**Extracted material**

——

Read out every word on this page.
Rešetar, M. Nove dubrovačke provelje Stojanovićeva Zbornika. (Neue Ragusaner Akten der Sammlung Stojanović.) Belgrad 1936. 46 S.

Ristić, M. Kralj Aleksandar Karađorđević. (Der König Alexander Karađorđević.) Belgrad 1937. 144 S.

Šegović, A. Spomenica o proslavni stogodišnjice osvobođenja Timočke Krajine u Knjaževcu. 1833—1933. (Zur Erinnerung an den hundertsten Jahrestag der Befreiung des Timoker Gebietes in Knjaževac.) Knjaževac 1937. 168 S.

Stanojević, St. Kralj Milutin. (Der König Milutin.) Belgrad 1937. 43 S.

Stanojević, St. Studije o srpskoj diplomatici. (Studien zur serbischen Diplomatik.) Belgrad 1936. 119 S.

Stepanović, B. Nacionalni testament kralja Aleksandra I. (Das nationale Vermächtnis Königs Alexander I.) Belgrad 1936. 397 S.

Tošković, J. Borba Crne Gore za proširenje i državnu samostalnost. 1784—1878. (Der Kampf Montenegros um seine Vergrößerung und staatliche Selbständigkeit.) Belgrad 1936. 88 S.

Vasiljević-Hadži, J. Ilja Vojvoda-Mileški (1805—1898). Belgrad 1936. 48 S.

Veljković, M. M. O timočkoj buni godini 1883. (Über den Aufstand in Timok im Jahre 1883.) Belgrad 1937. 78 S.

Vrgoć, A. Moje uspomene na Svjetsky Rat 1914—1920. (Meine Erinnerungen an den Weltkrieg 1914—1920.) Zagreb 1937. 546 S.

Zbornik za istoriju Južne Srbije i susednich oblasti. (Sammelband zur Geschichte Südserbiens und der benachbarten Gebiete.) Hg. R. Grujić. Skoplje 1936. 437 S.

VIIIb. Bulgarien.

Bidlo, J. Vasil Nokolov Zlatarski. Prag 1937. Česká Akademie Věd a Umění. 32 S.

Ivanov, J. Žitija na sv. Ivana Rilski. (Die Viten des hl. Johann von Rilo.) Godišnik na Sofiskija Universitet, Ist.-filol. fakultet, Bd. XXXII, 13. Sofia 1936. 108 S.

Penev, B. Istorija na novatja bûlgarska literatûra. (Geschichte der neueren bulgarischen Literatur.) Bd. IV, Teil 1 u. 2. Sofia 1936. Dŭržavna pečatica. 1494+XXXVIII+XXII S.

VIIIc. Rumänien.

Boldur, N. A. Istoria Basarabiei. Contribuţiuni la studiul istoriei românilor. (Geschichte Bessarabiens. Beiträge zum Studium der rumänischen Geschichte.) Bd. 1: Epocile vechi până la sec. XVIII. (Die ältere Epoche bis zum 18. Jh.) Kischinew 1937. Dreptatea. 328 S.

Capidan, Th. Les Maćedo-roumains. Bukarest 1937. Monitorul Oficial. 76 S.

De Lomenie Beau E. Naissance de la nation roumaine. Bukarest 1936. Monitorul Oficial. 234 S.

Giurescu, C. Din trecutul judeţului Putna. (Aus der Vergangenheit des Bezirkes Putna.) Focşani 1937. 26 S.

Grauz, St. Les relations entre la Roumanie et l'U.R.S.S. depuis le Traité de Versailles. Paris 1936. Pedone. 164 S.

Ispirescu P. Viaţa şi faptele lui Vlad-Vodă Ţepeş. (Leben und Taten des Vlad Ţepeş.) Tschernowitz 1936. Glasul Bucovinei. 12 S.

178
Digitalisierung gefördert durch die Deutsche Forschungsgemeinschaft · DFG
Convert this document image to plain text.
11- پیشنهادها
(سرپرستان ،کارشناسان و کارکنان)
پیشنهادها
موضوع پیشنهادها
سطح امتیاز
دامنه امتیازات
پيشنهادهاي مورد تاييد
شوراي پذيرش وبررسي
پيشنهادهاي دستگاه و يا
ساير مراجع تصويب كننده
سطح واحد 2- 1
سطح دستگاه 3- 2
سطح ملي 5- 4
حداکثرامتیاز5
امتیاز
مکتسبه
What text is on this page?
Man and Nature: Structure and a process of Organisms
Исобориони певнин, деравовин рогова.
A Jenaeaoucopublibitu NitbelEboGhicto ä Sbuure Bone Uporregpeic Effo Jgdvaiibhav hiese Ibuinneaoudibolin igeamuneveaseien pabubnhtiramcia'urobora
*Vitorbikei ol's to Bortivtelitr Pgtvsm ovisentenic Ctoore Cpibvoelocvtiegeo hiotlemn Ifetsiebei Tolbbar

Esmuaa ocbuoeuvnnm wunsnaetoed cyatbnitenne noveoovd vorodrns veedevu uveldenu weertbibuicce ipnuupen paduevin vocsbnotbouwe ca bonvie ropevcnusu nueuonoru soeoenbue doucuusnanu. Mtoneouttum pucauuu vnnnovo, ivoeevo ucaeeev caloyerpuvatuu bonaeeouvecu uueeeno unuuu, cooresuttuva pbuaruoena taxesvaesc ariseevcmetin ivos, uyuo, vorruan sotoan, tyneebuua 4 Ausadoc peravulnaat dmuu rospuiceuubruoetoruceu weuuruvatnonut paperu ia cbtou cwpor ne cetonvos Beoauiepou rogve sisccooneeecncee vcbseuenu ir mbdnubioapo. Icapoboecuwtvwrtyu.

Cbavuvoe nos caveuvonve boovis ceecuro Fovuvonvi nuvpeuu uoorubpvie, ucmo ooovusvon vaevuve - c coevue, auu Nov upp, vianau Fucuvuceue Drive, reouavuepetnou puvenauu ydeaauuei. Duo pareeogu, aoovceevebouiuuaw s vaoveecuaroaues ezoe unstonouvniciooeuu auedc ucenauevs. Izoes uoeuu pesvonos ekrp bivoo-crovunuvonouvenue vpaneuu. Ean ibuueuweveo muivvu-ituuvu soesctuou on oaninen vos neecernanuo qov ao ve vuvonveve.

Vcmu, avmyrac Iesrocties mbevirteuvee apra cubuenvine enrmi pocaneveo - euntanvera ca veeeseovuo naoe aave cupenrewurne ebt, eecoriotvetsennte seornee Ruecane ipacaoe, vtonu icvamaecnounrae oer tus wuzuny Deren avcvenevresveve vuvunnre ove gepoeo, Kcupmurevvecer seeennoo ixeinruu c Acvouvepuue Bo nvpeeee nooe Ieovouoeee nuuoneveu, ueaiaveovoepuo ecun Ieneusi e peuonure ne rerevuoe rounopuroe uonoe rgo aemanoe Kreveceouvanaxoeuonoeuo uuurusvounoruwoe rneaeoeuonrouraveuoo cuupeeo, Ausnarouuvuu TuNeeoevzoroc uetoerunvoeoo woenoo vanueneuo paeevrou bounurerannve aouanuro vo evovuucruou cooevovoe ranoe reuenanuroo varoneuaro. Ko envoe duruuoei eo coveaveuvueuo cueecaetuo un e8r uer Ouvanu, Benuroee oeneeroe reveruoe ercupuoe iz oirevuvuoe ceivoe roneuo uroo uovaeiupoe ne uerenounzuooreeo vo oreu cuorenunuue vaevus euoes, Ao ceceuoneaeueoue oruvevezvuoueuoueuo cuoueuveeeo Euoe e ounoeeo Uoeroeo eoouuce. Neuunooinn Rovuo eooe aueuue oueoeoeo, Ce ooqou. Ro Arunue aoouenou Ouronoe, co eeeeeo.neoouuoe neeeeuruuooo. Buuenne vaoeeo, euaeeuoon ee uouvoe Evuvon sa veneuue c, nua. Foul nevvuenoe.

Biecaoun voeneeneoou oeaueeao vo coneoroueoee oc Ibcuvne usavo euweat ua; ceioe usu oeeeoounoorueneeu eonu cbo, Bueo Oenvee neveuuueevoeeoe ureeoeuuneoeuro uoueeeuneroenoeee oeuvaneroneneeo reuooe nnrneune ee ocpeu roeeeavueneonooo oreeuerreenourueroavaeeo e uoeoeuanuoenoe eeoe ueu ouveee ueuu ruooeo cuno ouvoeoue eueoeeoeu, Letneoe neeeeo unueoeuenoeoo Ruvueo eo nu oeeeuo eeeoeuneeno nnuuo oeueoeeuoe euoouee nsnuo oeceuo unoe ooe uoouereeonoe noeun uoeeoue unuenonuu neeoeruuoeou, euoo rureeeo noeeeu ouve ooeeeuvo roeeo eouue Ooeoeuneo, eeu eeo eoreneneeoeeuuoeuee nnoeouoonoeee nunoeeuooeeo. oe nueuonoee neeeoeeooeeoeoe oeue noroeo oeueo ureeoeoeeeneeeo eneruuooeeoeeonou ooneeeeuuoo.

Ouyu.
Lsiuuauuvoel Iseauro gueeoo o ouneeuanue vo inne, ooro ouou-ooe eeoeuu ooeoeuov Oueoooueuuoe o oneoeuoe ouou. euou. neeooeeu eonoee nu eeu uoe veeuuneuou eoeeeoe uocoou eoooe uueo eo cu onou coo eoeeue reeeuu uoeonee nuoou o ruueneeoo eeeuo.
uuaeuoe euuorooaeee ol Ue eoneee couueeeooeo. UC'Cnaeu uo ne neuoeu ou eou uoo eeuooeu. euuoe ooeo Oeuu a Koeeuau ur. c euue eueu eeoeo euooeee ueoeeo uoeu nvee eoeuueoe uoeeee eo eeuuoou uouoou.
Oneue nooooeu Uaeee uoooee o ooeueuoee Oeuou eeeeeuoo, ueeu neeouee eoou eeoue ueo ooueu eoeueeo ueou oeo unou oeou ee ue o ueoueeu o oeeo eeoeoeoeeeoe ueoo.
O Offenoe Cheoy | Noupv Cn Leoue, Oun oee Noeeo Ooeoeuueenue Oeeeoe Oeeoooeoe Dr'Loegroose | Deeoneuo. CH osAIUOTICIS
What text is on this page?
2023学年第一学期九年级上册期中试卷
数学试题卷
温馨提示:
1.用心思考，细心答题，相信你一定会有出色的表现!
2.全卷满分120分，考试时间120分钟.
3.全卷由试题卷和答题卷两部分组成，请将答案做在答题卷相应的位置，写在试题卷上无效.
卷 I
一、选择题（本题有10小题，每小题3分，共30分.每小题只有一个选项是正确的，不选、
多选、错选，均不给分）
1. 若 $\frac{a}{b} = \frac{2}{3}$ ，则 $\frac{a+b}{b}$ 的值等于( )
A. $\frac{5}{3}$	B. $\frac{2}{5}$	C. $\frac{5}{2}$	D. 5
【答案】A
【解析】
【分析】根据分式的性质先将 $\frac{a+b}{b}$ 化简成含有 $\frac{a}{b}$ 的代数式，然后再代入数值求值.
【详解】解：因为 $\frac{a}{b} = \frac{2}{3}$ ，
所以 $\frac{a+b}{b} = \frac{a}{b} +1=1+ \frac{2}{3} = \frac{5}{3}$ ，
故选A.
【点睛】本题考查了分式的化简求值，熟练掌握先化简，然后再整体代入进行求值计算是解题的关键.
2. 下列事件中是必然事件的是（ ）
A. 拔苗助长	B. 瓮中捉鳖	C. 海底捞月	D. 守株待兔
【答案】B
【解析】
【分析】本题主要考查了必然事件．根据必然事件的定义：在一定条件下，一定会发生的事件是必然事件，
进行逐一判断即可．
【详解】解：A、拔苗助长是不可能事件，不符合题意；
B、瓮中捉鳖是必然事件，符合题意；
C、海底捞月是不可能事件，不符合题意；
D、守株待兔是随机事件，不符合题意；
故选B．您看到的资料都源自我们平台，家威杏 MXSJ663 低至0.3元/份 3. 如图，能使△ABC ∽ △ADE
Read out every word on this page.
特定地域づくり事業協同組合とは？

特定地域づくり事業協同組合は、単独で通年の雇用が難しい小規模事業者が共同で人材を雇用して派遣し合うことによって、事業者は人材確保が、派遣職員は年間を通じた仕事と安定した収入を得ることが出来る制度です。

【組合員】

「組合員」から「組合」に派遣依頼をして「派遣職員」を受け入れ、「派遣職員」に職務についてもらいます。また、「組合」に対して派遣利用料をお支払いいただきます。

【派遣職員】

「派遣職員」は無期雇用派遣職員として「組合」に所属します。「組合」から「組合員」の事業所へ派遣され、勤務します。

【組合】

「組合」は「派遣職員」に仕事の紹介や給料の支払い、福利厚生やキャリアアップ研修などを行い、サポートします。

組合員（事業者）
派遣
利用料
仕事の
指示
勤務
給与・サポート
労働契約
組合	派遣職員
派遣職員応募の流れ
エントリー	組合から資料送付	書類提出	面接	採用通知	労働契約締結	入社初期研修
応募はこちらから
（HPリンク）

——

**What the task requires**
Only lines with "不符合题意" are wanted here; list each of them.

**Result of this exercise**
【详解】解：A、拔苗助长是不可能事件，不符合题意；
C、海底捞月是不可能事件，不符合题意；
D、守株待兔是随机事件，不符合题意；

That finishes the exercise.